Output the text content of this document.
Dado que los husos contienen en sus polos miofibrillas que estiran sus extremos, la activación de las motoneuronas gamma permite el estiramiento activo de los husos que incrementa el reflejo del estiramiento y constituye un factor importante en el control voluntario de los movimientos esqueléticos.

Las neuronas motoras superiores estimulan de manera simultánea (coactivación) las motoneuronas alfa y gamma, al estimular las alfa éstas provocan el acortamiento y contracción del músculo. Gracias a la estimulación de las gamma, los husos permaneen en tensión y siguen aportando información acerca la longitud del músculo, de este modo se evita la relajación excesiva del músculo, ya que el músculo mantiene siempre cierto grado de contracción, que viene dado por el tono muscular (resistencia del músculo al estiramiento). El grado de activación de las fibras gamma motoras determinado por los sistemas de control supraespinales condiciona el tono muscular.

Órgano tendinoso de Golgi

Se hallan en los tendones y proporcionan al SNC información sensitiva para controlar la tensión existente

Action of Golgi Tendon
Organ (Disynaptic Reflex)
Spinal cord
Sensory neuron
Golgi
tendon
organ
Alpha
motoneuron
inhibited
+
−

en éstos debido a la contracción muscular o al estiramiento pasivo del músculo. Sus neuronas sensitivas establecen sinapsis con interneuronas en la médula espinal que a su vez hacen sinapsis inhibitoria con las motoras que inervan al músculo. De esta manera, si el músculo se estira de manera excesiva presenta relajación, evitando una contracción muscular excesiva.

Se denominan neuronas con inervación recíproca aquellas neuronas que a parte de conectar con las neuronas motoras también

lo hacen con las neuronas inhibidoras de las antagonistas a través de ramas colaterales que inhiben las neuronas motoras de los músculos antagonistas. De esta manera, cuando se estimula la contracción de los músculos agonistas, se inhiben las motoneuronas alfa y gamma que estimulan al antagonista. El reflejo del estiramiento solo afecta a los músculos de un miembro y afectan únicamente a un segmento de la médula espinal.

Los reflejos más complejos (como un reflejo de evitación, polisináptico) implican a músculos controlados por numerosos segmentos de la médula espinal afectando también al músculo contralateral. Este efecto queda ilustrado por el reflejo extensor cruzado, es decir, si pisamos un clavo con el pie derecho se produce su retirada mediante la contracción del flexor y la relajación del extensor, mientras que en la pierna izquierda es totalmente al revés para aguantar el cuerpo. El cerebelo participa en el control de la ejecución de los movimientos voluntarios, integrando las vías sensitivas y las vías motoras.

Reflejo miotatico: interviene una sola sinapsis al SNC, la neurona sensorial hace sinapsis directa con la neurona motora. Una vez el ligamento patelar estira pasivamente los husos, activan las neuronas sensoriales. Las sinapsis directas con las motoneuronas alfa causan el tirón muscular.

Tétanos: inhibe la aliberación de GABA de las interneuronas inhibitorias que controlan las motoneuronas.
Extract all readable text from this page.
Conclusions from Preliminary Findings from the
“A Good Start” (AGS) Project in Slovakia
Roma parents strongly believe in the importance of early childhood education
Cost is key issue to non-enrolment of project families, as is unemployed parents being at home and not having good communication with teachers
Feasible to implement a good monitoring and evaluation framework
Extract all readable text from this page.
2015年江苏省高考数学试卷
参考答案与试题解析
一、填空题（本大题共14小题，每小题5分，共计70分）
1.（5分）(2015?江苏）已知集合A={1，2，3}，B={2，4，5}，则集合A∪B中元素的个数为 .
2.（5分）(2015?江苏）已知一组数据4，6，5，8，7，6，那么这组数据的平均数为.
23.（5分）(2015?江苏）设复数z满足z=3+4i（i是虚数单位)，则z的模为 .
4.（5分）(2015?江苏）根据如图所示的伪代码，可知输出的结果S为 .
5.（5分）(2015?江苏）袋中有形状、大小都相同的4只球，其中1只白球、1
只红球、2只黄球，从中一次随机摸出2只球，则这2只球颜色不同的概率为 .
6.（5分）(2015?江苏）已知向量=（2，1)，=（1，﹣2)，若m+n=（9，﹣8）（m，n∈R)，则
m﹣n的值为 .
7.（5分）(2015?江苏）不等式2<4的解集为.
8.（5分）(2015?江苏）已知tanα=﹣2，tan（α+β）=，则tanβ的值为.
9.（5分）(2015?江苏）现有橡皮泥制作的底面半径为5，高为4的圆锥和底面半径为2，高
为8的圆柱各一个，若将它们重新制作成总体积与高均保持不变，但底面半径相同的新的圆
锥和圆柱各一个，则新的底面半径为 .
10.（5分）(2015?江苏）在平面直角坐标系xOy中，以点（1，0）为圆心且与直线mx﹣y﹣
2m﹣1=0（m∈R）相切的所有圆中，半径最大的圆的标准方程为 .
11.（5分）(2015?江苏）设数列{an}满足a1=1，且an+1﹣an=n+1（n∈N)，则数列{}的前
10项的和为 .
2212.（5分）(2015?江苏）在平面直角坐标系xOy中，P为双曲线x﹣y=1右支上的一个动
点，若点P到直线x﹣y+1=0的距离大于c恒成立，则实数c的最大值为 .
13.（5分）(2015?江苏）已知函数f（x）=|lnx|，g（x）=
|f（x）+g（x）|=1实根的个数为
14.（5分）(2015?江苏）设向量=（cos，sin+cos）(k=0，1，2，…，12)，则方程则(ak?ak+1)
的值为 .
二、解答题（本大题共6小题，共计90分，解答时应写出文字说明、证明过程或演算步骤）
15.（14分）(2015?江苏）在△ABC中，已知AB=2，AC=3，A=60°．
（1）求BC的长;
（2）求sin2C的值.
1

What the task asks » Print the material above once more, exactly.

Answer to this task »
Output the text content of this document.
Dado que los husos contienen en sus polos miofibrillas que estiran sus extremos, la activación de las motoneuronas gamma permite el estiramiento activo de los husos que incrementa el reflejo del estiramiento y constituye un factor importante en el control voluntario de los movimientos esqueléticos.

Las neuronas motoras superiores estimulan de manera simultánea (coactivación) las motoneuronas alfa y gamma, al estimular las alfa éstas provocan el acortamiento y contracción del músculo. Gracias a la estimulación de las gamma, los husos permaneen en tensión y siguen aportando información acerca la longitud del músculo, de este modo se evita la relajación excesiva del músculo, ya que el músculo mantiene siempre cierto grado de contracción, que viene dado por el tono muscular (resistencia del músculo al estiramiento). El grado de activación de las fibras gamma motoras determinado por los sistemas de control supraespinales condiciona el tono muscular.

Órgano tendinoso de Golgi

Se hallan en los tendones y proporcionan al SNC información sensitiva para controlar la tensión existente

Action of Golgi Tendon
Organ (Disynaptic Reflex)
Spinal cord
Sensory neuron
Golgi
tendon
organ
Alpha
motoneuron
inhibited
+
−

en éstos debido a la contracción muscular o al estiramiento pasivo del músculo. Sus neuronas sensitivas establecen sinapsis con interneuronas en la médula espinal que a su vez hacen sinapsis inhibitoria con las motoras que inervan al músculo. De esta manera, si el músculo se estira de manera excesiva presenta relajación, evitando una contracción muscular excesiva.

Se denominan neuronas con inervación recíproca aquellas neuronas que a parte de conectar con las neuronas motoras también

lo hacen con las neuronas inhibidoras de las antagonistas a través de ramas colaterales que inhiben las neuronas motoras de los músculos antagonistas. De esta manera, cuando se estimula la contracción de los músculos agonistas, se inhiben las motoneuronas alfa y gamma que estimulan al antagonista. El reflejo del estiramiento solo afecta a los músculos de un miembro y afectan únicamente a un segmento de la médula espinal.

Los reflejos más complejos (como un reflejo de evitación, polisináptico) implican a músculos controlados por numerosos segmentos de la médula espinal afectando también al músculo contralateral. Este efecto queda ilustrado por el reflejo extensor cruzado, es decir, si pisamos un clavo con el pie derecho se produce su retirada mediante la contracción del flexor y la relajación del extensor, mientras que en la pierna izquierda es totalmente al revés para aguantar el cuerpo. El cerebelo participa en el control de la ejecución de los movimientos voluntarios, integrando las vías sensitivas y las vías motoras.

Reflejo miotatico: interviene una sola sinapsis al SNC, la neurona sensorial hace sinapsis directa con la neurona motora. Una vez el ligamento patelar estira pasivamente los husos, activan las neuronas sensoriales. Las sinapsis directas con las motoneuronas alfa causan el tirón muscular.

Tétanos: inhibe la aliberación de GABA de las interneuronas inhibitorias que controlan las motoneuronas.
Extract all readable text from this page.
Conclusions from Preliminary Findings from the
“A Good Start” (AGS) Project in Slovakia
Roma parents strongly believe in the importance of early childhood education
Cost is key issue to non-enrolment of project families, as is unemployed parents being at home and not having good communication with teachers
Feasible to implement a good monitoring and evaluation framework
Extract all readable text from this page.
2015年江苏省高考数学试卷
参考答案与试题解析
一、填空题（本大题共14小题，每小题5分，共计70分）
1.（5分）(2015?江苏）已知集合A={1，2，3}，B={2，4，5}，则集合A∪B中元素的个数为 .
2.（5分）(2015?江苏）已知一组数据4，6，5，8，7，6，那么这组数据的平均数为.
23.（5分）(2015?江苏）设复数z满足z=3+4i（i是虚数单位)，则z的模为 .
4.（5分）(2015?江苏）根据如图所示的伪代码，可知输出的结果S为 .
5.（5分）(2015?江苏）袋中有形状、大小都相同的4只球，其中1只白球、1
只红球、2只黄球，从中一次随机摸出2只球，则这2只球颜色不同的概率为 .
6.（5分）(2015?江苏）已知向量=（2，1)，=（1，﹣2)，若m+n=（9，﹣8）（m，n∈R)，则
m﹣n的值为 .
7.（5分）(2015?江苏）不等式2<4的解集为.
8.（5分）(2015?江苏）已知tanα=﹣2，tan（α+β）=，则tanβ的值为.
9.（5分）(2015?江苏）现有橡皮泥制作的底面半径为5，高为4的圆锥和底面半径为2，高
为8的圆柱各一个，若将它们重新制作成总体积与高均保持不变，但底面半径相同的新的圆
锥和圆柱各一个，则新的底面半径为 .
10.（5分）(2015?江苏）在平面直角坐标系xOy中，以点（1，0）为圆心且与直线mx﹣y﹣
2m﹣1=0（m∈R）相切的所有圆中，半径最大的圆的标准方程为 .
11.（5分）(2015?江苏）设数列{an}满足a1=1，且an+1﹣an=n+1（n∈N)，则数列{}的前
10项的和为 .
2212.（5分）(2015?江苏）在平面直角坐标系xOy中，P为双曲线x﹣y=1右支上的一个动
点，若点P到直线x﹣y+1=0的距离大于c恒成立，则实数c的最大值为 .
13.（5分）(2015?江苏）已知函数f（x）=|lnx|，g（x）=
|f（x）+g（x）|=1实根的个数为
14.（5分）(2015?江苏）设向量=（cos，sin+cos）(k=0，1，2，…，12)，则方程则(ak?ak+1)
的值为 .
二、解答题（本大题共6小题，共计90分，解答时应写出文字说明、证明过程或演算步骤）
15.（14分）(2015?江苏）在△ABC中，已知AB=2，AC=3，A=60°．
（1）求BC的长;
（2）求sin2C的值.
1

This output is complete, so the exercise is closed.